>> START PROVIDED RECORDS

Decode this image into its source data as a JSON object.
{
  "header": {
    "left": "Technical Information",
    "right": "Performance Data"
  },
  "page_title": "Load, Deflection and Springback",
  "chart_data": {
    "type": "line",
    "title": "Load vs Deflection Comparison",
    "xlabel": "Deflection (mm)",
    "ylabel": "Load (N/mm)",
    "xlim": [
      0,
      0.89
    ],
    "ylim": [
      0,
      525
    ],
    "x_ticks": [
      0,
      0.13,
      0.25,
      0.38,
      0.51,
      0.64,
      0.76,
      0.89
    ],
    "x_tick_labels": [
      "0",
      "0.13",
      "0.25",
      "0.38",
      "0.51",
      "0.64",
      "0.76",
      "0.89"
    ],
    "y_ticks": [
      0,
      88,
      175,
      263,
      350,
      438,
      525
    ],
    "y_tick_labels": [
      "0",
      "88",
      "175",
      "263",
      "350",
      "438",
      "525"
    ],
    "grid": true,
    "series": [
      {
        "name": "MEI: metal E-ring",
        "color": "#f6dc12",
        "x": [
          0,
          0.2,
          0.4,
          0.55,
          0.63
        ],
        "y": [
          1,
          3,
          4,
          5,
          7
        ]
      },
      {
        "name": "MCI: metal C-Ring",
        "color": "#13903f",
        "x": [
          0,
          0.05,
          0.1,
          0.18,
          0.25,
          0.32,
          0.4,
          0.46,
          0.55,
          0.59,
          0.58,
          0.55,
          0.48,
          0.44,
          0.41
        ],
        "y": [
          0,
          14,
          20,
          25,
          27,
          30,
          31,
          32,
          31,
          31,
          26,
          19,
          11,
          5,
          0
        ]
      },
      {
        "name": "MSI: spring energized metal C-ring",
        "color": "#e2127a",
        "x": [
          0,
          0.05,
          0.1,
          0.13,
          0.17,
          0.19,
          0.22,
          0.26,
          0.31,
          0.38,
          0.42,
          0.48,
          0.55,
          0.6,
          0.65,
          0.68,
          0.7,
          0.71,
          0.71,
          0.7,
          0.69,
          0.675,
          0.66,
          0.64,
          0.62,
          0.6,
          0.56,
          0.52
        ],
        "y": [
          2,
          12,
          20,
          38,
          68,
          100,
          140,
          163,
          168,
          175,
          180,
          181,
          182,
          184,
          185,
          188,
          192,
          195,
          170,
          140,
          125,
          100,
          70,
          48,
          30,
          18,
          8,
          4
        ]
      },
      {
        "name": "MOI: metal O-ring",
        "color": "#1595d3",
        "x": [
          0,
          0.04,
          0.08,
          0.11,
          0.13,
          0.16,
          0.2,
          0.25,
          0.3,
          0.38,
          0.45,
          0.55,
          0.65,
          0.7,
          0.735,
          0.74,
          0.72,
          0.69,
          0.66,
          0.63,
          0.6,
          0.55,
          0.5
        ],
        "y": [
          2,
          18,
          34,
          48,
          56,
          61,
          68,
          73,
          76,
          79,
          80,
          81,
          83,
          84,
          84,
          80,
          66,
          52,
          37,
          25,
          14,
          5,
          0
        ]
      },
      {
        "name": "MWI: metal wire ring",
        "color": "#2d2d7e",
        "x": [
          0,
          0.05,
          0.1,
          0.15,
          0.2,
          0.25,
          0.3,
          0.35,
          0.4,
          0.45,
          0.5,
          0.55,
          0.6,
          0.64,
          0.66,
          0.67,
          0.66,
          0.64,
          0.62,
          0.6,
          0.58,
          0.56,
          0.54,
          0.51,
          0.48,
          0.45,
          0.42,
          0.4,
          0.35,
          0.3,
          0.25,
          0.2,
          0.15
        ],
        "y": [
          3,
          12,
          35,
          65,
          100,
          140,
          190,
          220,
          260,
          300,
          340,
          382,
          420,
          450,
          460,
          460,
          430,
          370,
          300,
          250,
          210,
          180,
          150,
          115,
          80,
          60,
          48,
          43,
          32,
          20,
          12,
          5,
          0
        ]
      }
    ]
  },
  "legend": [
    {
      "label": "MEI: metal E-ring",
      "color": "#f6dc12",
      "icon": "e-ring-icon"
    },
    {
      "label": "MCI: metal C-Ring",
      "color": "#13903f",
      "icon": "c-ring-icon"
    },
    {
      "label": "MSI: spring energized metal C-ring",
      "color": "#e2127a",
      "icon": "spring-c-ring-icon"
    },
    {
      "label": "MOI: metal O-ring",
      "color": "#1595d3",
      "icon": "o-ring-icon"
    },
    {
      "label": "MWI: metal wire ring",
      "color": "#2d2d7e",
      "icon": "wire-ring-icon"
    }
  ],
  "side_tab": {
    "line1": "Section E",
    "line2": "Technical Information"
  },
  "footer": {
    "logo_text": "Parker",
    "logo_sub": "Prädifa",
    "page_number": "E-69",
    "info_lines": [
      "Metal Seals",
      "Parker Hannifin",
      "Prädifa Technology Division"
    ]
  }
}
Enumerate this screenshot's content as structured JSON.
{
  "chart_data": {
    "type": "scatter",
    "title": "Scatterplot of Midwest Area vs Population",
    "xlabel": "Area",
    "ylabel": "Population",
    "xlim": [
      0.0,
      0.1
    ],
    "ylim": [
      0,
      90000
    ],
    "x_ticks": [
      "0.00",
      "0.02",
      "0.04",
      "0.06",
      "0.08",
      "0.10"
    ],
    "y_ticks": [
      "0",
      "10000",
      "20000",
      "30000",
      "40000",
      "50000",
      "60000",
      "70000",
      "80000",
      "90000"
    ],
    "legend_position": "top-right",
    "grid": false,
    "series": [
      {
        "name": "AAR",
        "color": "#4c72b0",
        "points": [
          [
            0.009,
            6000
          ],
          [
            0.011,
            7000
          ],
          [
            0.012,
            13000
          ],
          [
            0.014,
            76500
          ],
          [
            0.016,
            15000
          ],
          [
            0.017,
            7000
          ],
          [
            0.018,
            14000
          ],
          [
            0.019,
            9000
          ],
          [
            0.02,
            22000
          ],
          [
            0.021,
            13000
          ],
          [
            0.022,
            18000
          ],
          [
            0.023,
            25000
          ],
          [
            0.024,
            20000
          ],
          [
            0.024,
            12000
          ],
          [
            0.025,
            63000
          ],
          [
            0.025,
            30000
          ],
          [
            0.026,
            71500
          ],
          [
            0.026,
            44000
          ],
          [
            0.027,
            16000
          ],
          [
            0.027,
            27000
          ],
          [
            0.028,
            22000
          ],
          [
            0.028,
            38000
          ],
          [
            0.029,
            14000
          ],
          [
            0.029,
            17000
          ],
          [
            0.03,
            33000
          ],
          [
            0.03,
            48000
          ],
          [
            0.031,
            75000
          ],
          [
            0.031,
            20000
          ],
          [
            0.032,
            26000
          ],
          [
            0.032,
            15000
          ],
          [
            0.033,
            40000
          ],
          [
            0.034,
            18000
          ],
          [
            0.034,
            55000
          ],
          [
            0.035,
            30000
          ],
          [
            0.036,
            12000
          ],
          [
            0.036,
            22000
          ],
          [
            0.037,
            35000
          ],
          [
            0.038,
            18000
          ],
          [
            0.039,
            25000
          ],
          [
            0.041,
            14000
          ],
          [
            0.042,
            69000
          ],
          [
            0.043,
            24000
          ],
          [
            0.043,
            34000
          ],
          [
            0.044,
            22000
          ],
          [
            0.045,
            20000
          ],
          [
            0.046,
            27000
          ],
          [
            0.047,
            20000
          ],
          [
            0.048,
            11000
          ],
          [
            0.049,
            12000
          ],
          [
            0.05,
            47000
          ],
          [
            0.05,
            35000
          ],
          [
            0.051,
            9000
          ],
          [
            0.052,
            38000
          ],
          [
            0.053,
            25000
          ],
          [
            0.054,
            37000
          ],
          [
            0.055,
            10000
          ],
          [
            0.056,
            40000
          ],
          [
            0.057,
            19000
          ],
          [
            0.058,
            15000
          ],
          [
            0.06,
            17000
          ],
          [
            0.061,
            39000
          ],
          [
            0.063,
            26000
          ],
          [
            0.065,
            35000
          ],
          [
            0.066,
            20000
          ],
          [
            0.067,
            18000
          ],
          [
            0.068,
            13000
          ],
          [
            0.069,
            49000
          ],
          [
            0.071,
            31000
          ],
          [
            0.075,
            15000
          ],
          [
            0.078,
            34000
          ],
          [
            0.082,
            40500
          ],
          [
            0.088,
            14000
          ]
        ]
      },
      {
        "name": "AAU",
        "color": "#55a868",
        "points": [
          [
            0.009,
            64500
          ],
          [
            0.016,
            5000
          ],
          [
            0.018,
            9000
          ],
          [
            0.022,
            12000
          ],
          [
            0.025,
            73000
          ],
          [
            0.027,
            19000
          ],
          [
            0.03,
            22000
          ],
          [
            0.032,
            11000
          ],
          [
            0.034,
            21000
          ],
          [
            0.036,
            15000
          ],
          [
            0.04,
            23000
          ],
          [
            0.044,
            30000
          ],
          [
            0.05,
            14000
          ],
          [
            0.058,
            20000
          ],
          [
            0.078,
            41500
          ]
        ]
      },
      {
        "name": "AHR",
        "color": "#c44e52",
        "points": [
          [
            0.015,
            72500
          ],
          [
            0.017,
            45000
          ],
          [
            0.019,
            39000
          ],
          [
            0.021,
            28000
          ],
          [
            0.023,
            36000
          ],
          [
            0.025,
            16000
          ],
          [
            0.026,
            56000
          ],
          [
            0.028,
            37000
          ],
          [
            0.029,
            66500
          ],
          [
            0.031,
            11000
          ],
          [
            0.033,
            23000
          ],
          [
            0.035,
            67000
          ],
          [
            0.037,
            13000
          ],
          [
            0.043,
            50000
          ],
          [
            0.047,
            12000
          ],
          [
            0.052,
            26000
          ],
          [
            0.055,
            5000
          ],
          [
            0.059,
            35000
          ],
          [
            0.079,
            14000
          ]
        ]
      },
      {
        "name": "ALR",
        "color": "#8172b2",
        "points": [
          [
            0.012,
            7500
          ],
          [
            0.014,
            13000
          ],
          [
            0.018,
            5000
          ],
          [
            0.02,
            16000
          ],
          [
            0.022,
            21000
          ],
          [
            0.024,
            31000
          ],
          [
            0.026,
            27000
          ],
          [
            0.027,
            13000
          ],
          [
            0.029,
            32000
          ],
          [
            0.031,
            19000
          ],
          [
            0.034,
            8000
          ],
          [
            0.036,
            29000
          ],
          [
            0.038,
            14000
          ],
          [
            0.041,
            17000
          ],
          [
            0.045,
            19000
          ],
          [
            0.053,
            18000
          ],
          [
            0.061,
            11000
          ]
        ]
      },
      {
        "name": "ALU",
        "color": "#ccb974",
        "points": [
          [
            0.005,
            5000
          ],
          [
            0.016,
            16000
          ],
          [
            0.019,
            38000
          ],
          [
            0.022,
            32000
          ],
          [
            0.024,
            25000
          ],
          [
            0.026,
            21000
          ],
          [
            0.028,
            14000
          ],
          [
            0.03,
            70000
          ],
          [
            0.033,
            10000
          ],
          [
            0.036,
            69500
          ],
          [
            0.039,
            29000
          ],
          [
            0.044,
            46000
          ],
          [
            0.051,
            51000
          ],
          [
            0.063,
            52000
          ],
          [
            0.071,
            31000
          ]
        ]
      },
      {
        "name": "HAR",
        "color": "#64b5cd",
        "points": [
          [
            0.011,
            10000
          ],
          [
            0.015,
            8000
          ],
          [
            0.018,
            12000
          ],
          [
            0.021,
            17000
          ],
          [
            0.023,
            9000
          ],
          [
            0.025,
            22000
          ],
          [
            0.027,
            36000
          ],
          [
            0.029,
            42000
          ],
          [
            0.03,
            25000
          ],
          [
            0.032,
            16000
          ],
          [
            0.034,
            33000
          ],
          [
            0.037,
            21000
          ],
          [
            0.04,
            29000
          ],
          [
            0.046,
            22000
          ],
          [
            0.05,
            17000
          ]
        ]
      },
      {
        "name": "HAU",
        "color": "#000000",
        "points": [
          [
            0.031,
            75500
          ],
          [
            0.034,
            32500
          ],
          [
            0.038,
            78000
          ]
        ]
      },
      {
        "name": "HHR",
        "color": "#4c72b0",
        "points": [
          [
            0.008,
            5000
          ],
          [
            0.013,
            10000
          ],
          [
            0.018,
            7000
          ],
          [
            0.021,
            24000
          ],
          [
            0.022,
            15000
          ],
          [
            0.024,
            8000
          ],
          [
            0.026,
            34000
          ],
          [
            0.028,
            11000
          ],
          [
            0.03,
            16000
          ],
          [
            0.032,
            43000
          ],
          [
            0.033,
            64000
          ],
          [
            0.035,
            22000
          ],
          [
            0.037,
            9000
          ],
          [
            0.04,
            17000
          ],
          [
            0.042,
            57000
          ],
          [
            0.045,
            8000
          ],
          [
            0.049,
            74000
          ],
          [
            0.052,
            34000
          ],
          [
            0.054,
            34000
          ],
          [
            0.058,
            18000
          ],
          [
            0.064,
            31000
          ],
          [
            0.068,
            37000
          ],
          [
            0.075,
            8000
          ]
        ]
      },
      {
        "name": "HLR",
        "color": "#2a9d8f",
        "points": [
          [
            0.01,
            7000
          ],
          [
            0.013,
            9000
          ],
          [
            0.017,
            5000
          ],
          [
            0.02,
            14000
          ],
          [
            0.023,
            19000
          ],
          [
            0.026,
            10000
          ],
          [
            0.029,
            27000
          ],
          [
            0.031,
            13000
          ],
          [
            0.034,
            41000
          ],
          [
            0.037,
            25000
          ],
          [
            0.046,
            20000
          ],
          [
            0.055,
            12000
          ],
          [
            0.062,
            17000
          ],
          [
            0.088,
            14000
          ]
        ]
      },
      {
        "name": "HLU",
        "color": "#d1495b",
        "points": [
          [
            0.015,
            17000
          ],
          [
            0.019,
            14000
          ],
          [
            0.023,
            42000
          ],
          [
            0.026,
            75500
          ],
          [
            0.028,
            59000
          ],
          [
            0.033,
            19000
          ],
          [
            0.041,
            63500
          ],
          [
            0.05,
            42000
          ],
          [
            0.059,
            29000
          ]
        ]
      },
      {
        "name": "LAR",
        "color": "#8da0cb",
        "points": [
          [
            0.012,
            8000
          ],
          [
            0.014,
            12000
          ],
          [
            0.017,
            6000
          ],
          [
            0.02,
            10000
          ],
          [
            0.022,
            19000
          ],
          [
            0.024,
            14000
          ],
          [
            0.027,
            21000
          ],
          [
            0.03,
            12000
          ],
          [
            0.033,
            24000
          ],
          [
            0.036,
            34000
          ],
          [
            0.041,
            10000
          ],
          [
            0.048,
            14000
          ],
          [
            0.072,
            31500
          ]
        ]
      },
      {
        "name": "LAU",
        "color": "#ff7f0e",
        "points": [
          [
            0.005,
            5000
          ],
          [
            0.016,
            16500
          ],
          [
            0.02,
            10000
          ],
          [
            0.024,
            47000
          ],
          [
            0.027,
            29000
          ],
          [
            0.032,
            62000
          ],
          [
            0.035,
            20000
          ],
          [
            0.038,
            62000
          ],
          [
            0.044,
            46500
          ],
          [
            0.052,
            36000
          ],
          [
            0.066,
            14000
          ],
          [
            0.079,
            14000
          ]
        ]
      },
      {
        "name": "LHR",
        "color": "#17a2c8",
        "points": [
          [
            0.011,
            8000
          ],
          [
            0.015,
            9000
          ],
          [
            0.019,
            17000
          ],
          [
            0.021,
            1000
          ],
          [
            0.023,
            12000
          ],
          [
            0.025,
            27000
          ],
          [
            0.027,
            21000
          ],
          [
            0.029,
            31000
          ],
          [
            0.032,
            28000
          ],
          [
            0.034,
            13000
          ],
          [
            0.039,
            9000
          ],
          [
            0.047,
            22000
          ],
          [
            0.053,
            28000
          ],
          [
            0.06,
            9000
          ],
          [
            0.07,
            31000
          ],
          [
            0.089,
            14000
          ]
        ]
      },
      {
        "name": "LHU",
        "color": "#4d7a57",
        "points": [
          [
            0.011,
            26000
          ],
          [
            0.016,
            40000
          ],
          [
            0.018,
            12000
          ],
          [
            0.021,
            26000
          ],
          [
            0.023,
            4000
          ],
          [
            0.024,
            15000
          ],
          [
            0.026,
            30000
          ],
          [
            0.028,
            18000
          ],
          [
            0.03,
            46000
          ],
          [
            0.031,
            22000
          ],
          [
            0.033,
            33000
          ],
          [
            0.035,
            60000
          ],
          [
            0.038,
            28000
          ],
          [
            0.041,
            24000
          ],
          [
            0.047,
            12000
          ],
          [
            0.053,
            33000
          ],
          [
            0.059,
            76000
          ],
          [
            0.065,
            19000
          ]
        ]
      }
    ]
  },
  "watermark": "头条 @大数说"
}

>> END PROVIDED RECORDS

### WHAT TO PRODUCE
Look through the material and copy each line that has "Load".

### REPLY
  "page_title": "Load, Deflection and Springback",
    "title": "Load vs Deflection Comparison",
    "ylabel": "Load (N/mm)",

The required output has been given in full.